▶ [The task]: Wherever the string "prématurée" occurs in a line of these records, report that line.

=== Dataset excerpts ===

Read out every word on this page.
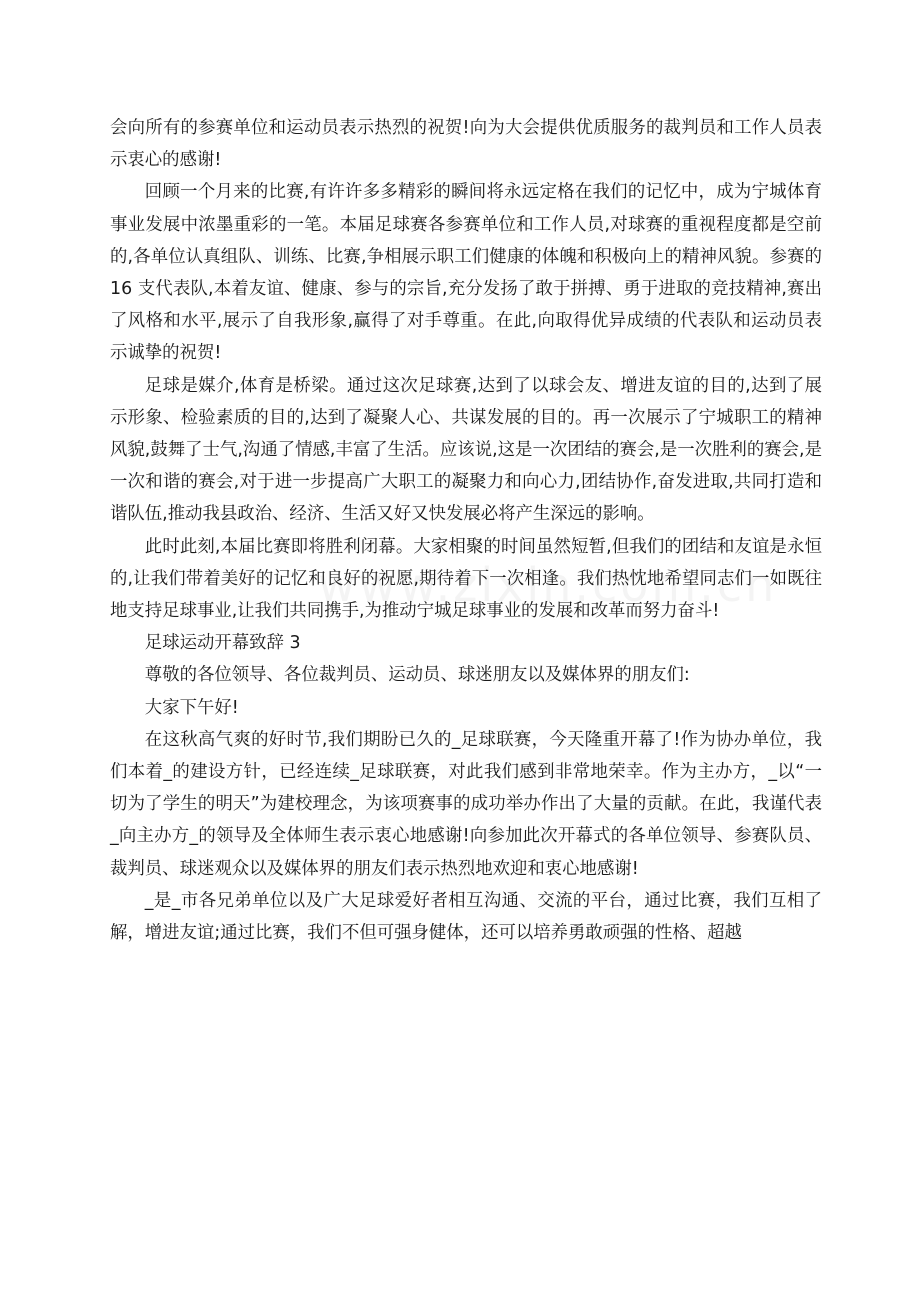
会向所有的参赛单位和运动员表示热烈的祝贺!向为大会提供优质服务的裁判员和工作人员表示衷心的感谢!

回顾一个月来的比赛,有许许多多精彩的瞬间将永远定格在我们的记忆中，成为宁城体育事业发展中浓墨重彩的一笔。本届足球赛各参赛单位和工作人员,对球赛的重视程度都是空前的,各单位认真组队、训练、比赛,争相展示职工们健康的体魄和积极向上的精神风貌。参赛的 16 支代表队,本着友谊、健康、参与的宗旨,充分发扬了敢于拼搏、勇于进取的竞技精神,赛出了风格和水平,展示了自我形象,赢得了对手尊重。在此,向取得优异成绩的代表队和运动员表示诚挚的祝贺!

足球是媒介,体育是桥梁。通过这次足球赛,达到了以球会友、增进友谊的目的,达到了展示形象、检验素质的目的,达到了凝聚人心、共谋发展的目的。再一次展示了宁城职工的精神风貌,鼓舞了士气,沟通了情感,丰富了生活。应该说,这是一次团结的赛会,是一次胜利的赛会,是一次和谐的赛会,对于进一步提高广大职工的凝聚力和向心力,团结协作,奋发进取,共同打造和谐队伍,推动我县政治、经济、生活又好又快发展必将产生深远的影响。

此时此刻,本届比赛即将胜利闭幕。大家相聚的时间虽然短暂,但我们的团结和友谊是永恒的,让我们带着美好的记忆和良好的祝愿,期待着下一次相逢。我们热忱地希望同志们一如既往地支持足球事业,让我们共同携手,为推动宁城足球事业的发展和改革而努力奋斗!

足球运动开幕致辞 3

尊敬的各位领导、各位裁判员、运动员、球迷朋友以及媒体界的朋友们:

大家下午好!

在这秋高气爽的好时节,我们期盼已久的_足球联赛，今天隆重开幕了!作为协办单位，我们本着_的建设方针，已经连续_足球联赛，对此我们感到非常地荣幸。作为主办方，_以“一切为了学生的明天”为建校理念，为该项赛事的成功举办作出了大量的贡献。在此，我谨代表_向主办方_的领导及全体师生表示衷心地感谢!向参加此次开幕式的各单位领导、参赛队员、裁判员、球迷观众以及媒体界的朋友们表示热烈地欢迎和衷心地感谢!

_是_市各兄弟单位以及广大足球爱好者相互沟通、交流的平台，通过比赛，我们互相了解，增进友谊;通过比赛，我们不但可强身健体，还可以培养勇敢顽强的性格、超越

===
=== Dataset excerpts ===

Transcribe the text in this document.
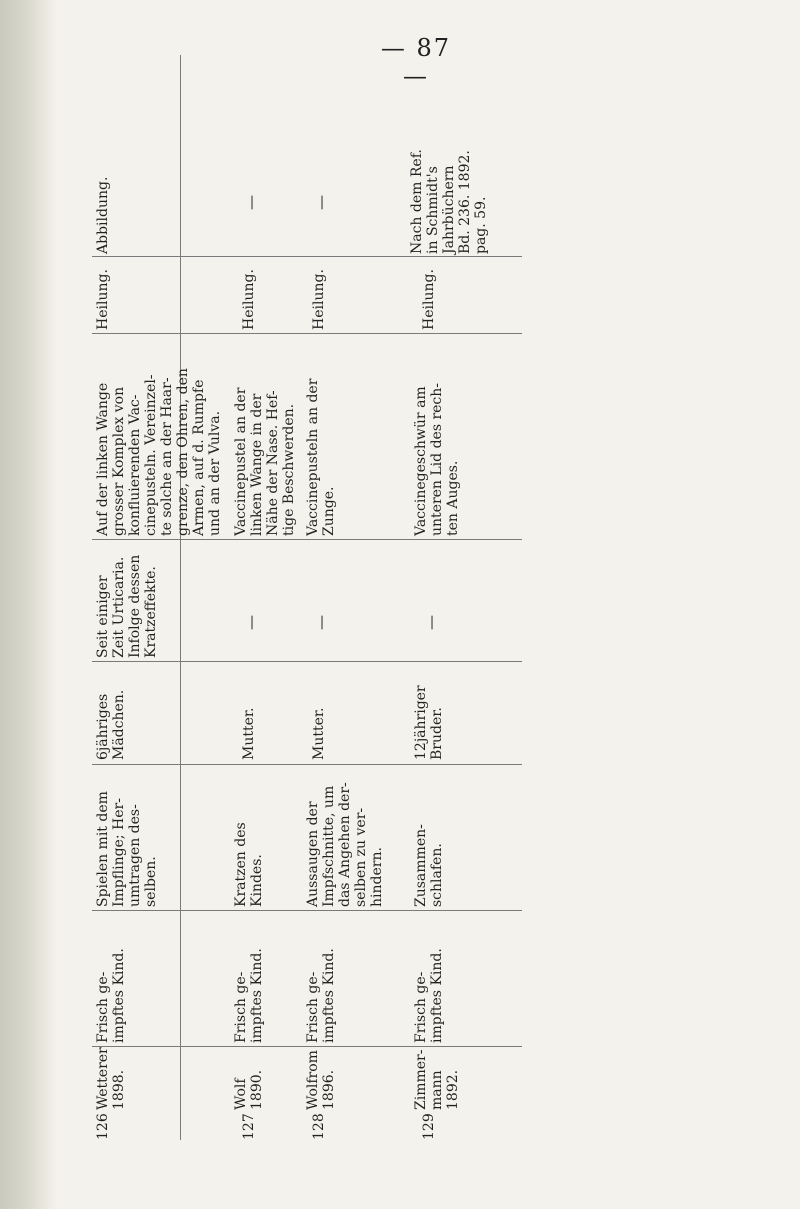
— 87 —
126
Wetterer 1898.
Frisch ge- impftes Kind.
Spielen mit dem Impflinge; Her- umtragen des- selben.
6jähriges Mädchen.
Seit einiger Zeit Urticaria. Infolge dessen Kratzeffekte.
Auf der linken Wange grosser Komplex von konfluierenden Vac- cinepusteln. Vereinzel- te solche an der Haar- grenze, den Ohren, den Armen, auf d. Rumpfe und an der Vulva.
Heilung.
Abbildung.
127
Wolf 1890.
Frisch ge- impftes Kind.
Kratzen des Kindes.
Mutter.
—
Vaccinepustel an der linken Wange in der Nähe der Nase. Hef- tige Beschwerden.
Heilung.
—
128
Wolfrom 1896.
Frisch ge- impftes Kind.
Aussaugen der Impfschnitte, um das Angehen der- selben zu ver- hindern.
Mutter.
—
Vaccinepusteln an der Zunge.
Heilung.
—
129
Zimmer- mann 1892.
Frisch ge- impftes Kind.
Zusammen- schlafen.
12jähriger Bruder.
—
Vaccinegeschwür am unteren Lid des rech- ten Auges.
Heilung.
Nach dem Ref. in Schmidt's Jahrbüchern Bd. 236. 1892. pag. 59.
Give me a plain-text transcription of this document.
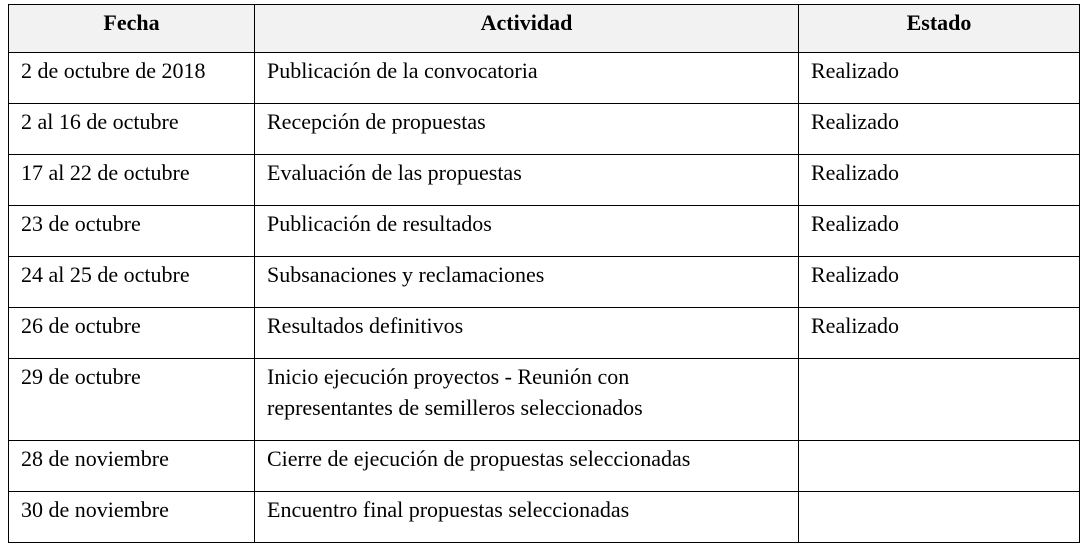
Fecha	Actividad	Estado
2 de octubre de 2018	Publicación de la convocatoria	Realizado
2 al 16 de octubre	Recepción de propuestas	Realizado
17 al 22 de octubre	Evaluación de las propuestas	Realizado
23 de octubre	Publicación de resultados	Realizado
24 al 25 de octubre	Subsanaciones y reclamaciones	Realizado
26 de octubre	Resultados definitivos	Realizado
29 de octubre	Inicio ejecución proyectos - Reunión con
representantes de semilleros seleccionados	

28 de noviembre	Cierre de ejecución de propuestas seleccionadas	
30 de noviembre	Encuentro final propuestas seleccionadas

===
=== Dataset excerpts ===

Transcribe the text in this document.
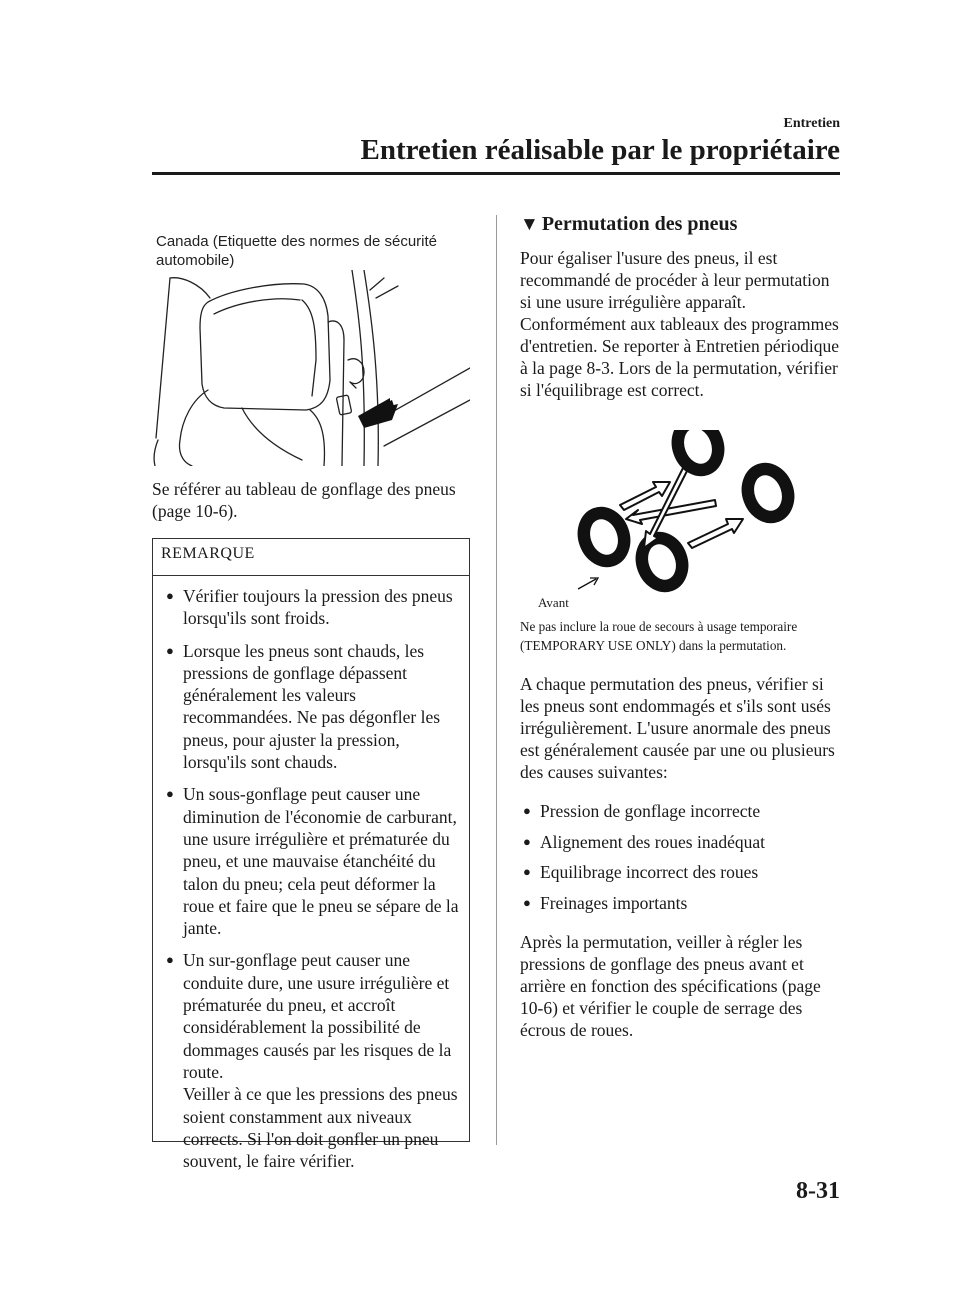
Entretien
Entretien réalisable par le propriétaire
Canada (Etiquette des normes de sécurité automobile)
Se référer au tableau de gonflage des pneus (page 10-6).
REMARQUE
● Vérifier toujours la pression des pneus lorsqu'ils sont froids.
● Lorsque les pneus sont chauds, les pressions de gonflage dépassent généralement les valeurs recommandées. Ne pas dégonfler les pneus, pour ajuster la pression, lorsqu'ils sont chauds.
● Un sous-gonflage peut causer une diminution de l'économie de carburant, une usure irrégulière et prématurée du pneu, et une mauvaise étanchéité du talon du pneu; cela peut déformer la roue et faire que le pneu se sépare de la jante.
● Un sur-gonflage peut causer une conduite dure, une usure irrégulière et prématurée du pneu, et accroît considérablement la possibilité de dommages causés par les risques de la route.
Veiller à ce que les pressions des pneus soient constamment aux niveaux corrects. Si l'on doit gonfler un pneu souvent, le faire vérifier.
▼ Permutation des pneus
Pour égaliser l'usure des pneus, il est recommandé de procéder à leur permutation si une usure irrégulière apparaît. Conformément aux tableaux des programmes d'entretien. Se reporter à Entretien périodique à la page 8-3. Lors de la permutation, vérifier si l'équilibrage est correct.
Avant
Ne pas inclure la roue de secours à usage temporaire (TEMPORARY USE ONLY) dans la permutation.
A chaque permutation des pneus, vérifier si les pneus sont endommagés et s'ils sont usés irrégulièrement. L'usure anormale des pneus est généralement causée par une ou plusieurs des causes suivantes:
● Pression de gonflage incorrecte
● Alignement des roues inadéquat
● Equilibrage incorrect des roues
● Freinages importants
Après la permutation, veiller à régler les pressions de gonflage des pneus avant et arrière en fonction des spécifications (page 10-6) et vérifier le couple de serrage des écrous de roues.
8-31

===

▶ [Reply to the exercise]:
● Un sous-gonflage peut causer une diminution de l'économie de carburant, une usure irrégulière et prématurée du pneu, et une mauvaise étanchéité du talon du pneu; cela peut déformer la roue et faire que le pneu se sépare de la jante.
● Un sur-gonflage peut causer une conduite dure, une usure irrégulière et prématurée du pneu, et accroît considérablement la possibilité de dommages causés par les risques de la route.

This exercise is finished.